-- Given instruction --
Search the data below for the string "Añadir". Extract every line that contains it.

-- Provided information --
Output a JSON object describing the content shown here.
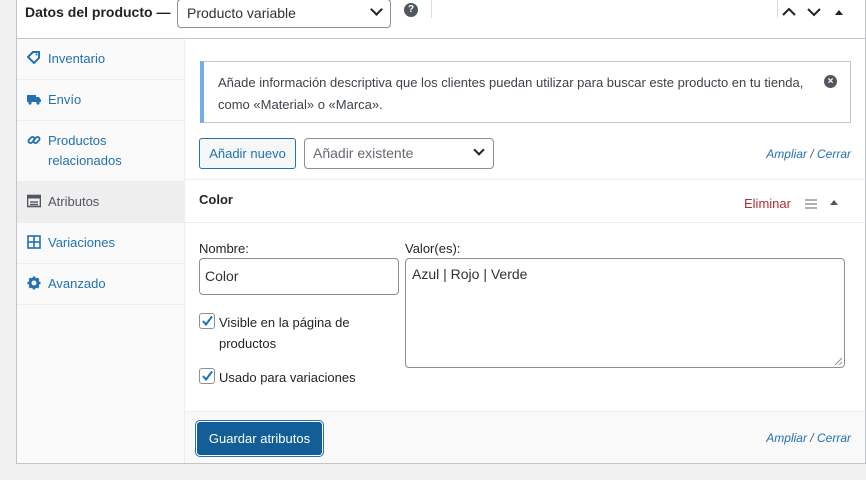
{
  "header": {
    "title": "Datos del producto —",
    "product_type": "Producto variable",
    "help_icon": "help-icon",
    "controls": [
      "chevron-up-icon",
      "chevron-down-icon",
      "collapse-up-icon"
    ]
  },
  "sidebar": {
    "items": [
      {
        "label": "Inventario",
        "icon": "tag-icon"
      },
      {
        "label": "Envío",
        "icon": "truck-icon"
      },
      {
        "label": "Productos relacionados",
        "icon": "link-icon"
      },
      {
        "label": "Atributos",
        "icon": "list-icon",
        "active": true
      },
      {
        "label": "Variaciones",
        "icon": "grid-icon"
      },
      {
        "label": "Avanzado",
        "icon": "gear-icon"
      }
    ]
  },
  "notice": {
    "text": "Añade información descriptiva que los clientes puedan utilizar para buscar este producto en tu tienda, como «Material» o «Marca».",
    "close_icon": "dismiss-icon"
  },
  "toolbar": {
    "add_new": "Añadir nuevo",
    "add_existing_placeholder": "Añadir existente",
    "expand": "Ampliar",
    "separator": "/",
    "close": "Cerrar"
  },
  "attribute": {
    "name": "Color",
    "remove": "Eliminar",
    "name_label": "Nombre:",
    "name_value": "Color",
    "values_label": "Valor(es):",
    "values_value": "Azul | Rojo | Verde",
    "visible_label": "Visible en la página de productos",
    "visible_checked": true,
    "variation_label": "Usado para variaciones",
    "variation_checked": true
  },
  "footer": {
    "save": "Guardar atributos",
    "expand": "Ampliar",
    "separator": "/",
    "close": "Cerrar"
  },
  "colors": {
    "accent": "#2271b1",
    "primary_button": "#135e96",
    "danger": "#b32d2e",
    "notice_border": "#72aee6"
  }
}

-- Answer to this exercise --
    "add_new": "Añadir nuevo",
    "add_existing_placeholder": "Añadir existente",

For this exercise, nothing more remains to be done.